■ **Source excerpt**
Wireless Technologies Comparison
Overview
This is a report was developed to help define the many Wireless technologies today. Some pros and cons of each technology are listed and further reference points are given. After reading this report, you will have a better understanding of how the wireless technologies differ and some of the security implementations of each. Consider this report a crash course and not a comprehensive study.
Table of Contents
Wireless
Technologies Comparison
Wireless
LAN Network Architectures
Wireless
Application Protocol (WAP)
Wired
Equivalent Privacy (WEP)
2. Theft or Loss of wireless devices
Wireless LAN Network Architectures
Ad-Hoc – This is
peer-to-peer setup where one wireless client talks directly to another without
passing through any additional access point or proxy. A common network identifier is used for peers
to communicate with each other.

■ **Extracted material**
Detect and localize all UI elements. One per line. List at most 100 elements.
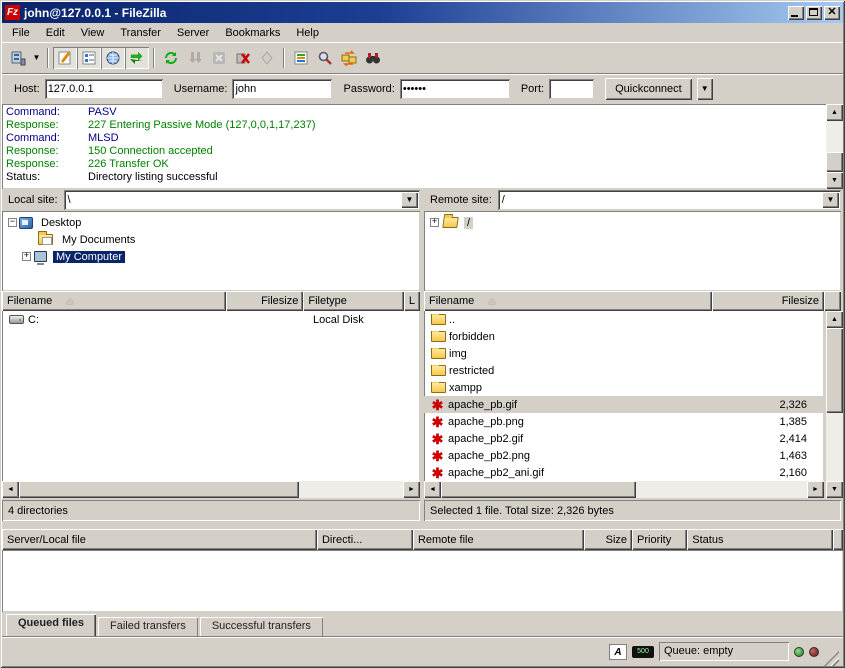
remote-file-row[interactable]: ✱apache_pb2_ani.gif 2,160 [424, 464, 824, 481]
directory-comparison-button[interactable] [289, 47, 313, 69]
scroll-thumb[interactable] [826, 152, 843, 172]
menu-view[interactable]: View [73, 25, 113, 41]
open-folder-icon [442, 217, 459, 228]
column-header-priority[interactable]: Priority [632, 529, 687, 550]
toggle-remote-tree-button[interactable] [101, 47, 125, 69]
log-scrollbar[interactable]: ▲ ▼ [826, 104, 843, 189]
minimize-button[interactable] [788, 6, 804, 20]
remote-file-row[interactable]: ✱apache_pb2.gif 2,414 [424, 430, 824, 447]
resize-grip[interactable] [824, 651, 839, 666]
menu-bookmarks[interactable]: Bookmarks [217, 25, 288, 41]
local-file-row[interactable]: C: Local Disk [2, 311, 420, 328]
local-site-combo[interactable]: \ ▼ [64, 190, 420, 210]
column-header-filesize[interactable]: Filesize [226, 291, 303, 311]
tree-item-my-documents[interactable]: My Documents [2, 231, 420, 248]
remote-site-combo[interactable]: / ▼ [498, 190, 841, 210]
toggle-local-tree-button[interactable] [77, 47, 101, 69]
scroll-left-icon[interactable]: ◄ [2, 481, 19, 498]
local-file-list[interactable]: C: Local Disk [2, 311, 420, 481]
tree-item-root[interactable]: + / [424, 214, 841, 231]
local-list-hscrollbar[interactable]: ◄ ► [2, 481, 420, 498]
scroll-thumb[interactable] [826, 328, 843, 413]
menu-edit[interactable]: Edit [38, 25, 73, 41]
maximize-button[interactable] [806, 6, 822, 20]
host-input[interactable] [45, 79, 163, 99]
column-header-last-modified[interactable]: L [404, 291, 420, 311]
refresh-button[interactable] [159, 47, 183, 69]
directory-comparison-icon [293, 50, 309, 66]
file-size: 2,326 [712, 399, 812, 411]
cancel-operation-button[interactable] [207, 47, 231, 69]
process-queue-button[interactable] [183, 47, 207, 69]
column-header-filename[interactable]: Filename [424, 291, 712, 311]
scroll-left-icon[interactable]: ◄ [424, 481, 441, 498]
transfer-type-indicator-icon[interactable]: A [609, 644, 627, 660]
password-input[interactable] [400, 79, 510, 99]
file-name: .. [449, 314, 455, 326]
column-header-status[interactable]: Status [687, 529, 833, 550]
message-log[interactable]: Command:PASV Response:227 Entering Passi… [2, 104, 843, 189]
transfer-queue-list[interactable] [2, 550, 843, 612]
remote-file-row[interactable]: xampp [424, 379, 824, 396]
scroll-thumb[interactable] [19, 481, 299, 498]
remote-file-list[interactable]: .. forbidden img restricted xampp ✱apach… [424, 311, 824, 481]
toggle-message-log-button[interactable] [53, 47, 77, 69]
column-header-filesize[interactable]: Filesize [712, 291, 824, 311]
disconnect-button[interactable] [231, 47, 255, 69]
scroll-down-icon[interactable]: ▼ [826, 481, 843, 498]
remote-list-hscrollbar[interactable]: ◄ ► [424, 481, 824, 498]
column-header-server-local-file[interactable]: Server/Local file [2, 529, 317, 550]
remote-file-row[interactable]: .. [424, 311, 824, 328]
quickconnect-button[interactable]: Quickconnect [605, 78, 692, 100]
speed-limit-icon[interactable] [632, 646, 654, 658]
column-header-size[interactable]: Size [584, 529, 632, 550]
column-header-direction[interactable]: Directi... [317, 529, 413, 550]
menu-transfer[interactable]: Transfer [112, 25, 169, 41]
tree-item-desktop[interactable]: − Desktop [2, 214, 420, 231]
scroll-up-icon[interactable]: ▲ [826, 104, 843, 121]
expand-icon[interactable]: + [22, 252, 31, 261]
menu-server[interactable]: Server [169, 25, 217, 41]
close-button[interactable]: ✕ [824, 6, 840, 20]
scroll-up-icon[interactable]: ▲ [826, 311, 843, 328]
remote-tree[interactable]: + / [424, 211, 841, 291]
column-header-filetype[interactable]: Filetype [303, 291, 404, 311]
site-manager-dropdown[interactable]: ▼ [30, 47, 43, 69]
scroll-right-icon[interactable]: ► [807, 481, 824, 498]
remote-file-row[interactable]: ✱apache_pb2.png 1,463 [424, 447, 824, 464]
remote-file-row[interactable]: img [424, 345, 824, 362]
collapse-icon[interactable]: − [8, 218, 17, 227]
column-header-filename[interactable]: Filename [2, 291, 226, 311]
toggle-transfer-queue-button[interactable] [125, 47, 149, 69]
filter-button[interactable] [361, 47, 385, 69]
scroll-right-icon[interactable]: ► [403, 481, 420, 498]
scroll-down-icon[interactable]: ▼ [826, 172, 843, 189]
tab-successful-transfers[interactable]: Successful transfers [200, 617, 323, 636]
quickconnect-dropdown[interactable]: ▼ [697, 78, 713, 100]
tab-queued-files[interactable]: Queued files [6, 614, 96, 636]
tree-item-my-computer[interactable]: + My Computer [2, 248, 420, 265]
reconnect-button[interactable] [255, 47, 279, 69]
column-header-remote-file[interactable]: Remote file [413, 529, 584, 550]
remote-list-scrollbar[interactable]: ▲ ▼ [826, 311, 843, 498]
remote-file-row[interactable]: restricted [424, 362, 824, 379]
port-input[interactable] [549, 79, 594, 99]
remote-file-row[interactable]: ✱apache_pb.png 1,385 [424, 413, 824, 430]
menu-help[interactable]: Help [288, 25, 327, 41]
synchronized-browsing-button[interactable] [337, 47, 361, 69]
sort-ascending-icon [488, 298, 496, 304]
tab-failed-transfers[interactable]: Failed transfers [98, 617, 198, 636]
username-input[interactable] [232, 79, 332, 99]
find-files-button[interactable] [313, 47, 337, 69]
menu-file[interactable]: File [4, 25, 38, 41]
title-bar[interactable]: Fz john@127.0.0.1 - FileZilla ✕ [2, 2, 843, 23]
chevron-down-icon[interactable]: ▼ [401, 192, 418, 208]
remote-file-row-selected[interactable]: ✱apache_pb.gif 2,326 [424, 396, 824, 413]
remote-file-row[interactable]: forbidden [424, 328, 824, 345]
scroll-thumb[interactable] [441, 481, 636, 498]
chevron-down-icon[interactable]: ▼ [822, 192, 839, 208]
minimize-icon [791, 15, 798, 17]
site-manager-button[interactable] [6, 47, 30, 69]
expand-icon[interactable]: + [430, 218, 439, 227]
local-tree[interactable]: − Desktop My Documents + My Computer [2, 211, 420, 291]
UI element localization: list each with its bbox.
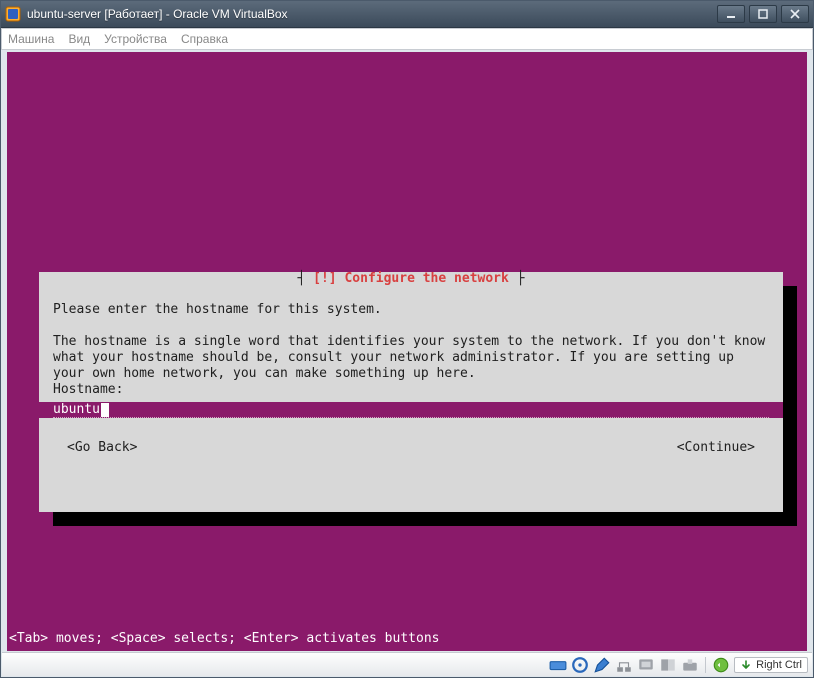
vm-display[interactable]: ┤ [!] Configure the network ├ Please ent… xyxy=(7,52,807,651)
share-icon[interactable] xyxy=(681,656,699,674)
dialog-description: The hostname is a single word that ident… xyxy=(53,334,769,382)
hostkey-indicator[interactable]: Right Ctrl xyxy=(734,657,808,673)
go-back-button[interactable]: <Go Back> xyxy=(67,440,137,456)
dialog-title-bar: ┤ [!] Configure the network ├ xyxy=(39,271,783,287)
hostkey-label: Right Ctrl xyxy=(756,659,802,671)
dialog-title: [!] Configure the network xyxy=(313,271,509,286)
virtualbox-icon xyxy=(5,6,21,22)
net-icon[interactable] xyxy=(615,656,633,674)
pen-icon[interactable] xyxy=(593,656,611,674)
installer-screen: ┤ [!] Configure the network ├ Please ent… xyxy=(7,52,807,651)
window-controls xyxy=(717,5,809,23)
maximize-button[interactable] xyxy=(749,5,777,23)
mouse-icon[interactable] xyxy=(637,656,655,674)
continue-button[interactable]: <Continue> xyxy=(677,440,755,456)
configure-network-dialog: ┤ [!] Configure the network ├ Please ent… xyxy=(39,272,783,512)
window-title: ubuntu-server [Работает] - Oracle VM Vir… xyxy=(27,7,288,21)
hostname-value: ubuntu xyxy=(53,402,100,417)
menu-help[interactable]: Справка xyxy=(181,32,228,46)
arrow-down-icon xyxy=(740,659,752,671)
menubar: Машина Вид Устройства Справка xyxy=(1,28,813,50)
titlebar[interactable]: ubuntu-server [Работает] - Oracle VM Vir… xyxy=(1,1,813,28)
hdd-icon[interactable] xyxy=(549,656,567,674)
dialog-intro: Please enter the hostname for this syste… xyxy=(53,302,769,318)
sound-icon[interactable] xyxy=(712,656,730,674)
cd-icon[interactable] xyxy=(571,656,589,674)
statusbar: Right Ctrl xyxy=(2,652,812,676)
hostname-input[interactable]: ubuntu xyxy=(39,402,783,418)
usb-icon[interactable] xyxy=(659,656,677,674)
menu-devices[interactable]: Устройства xyxy=(104,32,167,46)
text-cursor xyxy=(101,403,109,417)
hostname-label: Hostname: xyxy=(53,382,769,398)
close-button[interactable] xyxy=(781,5,809,23)
menu-machine[interactable]: Машина xyxy=(8,32,54,46)
minimize-button[interactable] xyxy=(717,5,745,23)
menu-view[interactable]: Вид xyxy=(68,32,90,46)
virtualbox-window: ubuntu-server [Работает] - Oracle VM Vir… xyxy=(0,0,814,678)
keybinding-hint: <Tab> moves; <Space> selects; <Enter> ac… xyxy=(7,631,439,647)
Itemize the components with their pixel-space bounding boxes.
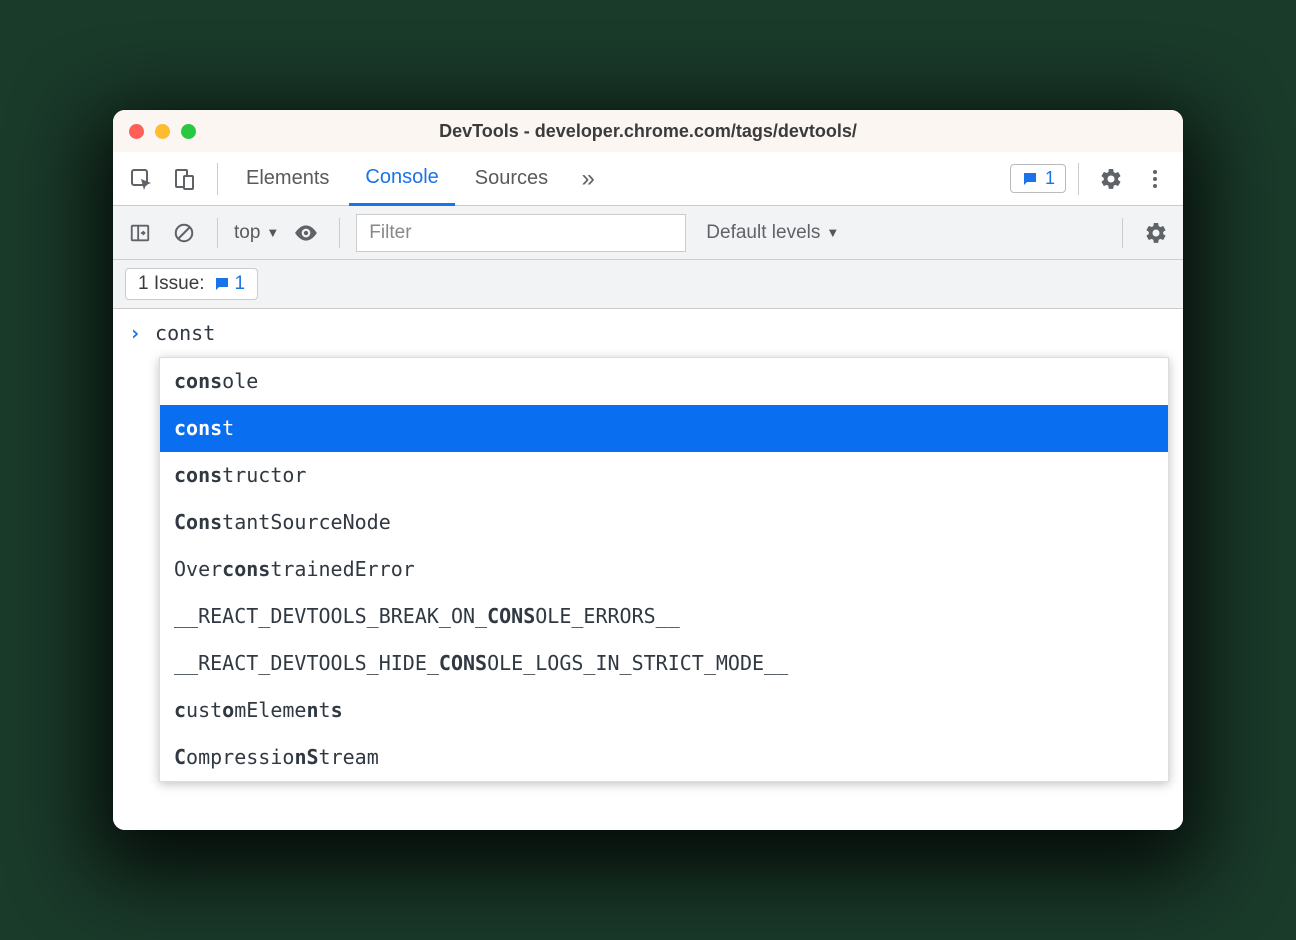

■ **Tasks to perform**
1/ In the wireless technologies report, what do peers in an Ad-Hoc setup use to communicate with each other?
2/ Pick up the wireless technologies report after its last sentence and write a few more sentences.
The records have no connection to the wireless technologies report.

■ **Answer list**
1/ A common network identifier.

2/
Single Point of Access
– An Access Point is used in this type of setup to connect wireless users to a
wired network. The Access Point acts
like a bridge between the wireless users and the network with which they wish
to connect to. The Access Point is
responsible for authenticating the wireless users via password and possibly MAC
address. The distance of the wireless
system to the access point determines the network performance that user will
experience. A system that is 5 feet from
the Access Point could monopolize the bandwidth from other users not so close
and a system 20 feet away could experience degraded network performance. The area surrounding the Access Point is
referred to as “Basic Service Set”, or BSS.
Multiple Access Point
– This setup allows multiple Access Points for multiple systems to access the
network. The purpose for this is for
users to be able to roam between Access Points and be connected to the Access
Point that is closest to them. The
Access Points “hand-off” the users info and ensures the user is getting the
best network performance available.
Wireless Technologies
Infrared Wireless
2mbps
Can not penetrate opaque objects
Uses direct or diffused technology
Directed (Requires line of sight)
Diffused (Limited to short distances such as a
single room)
Radio Frequency (RF)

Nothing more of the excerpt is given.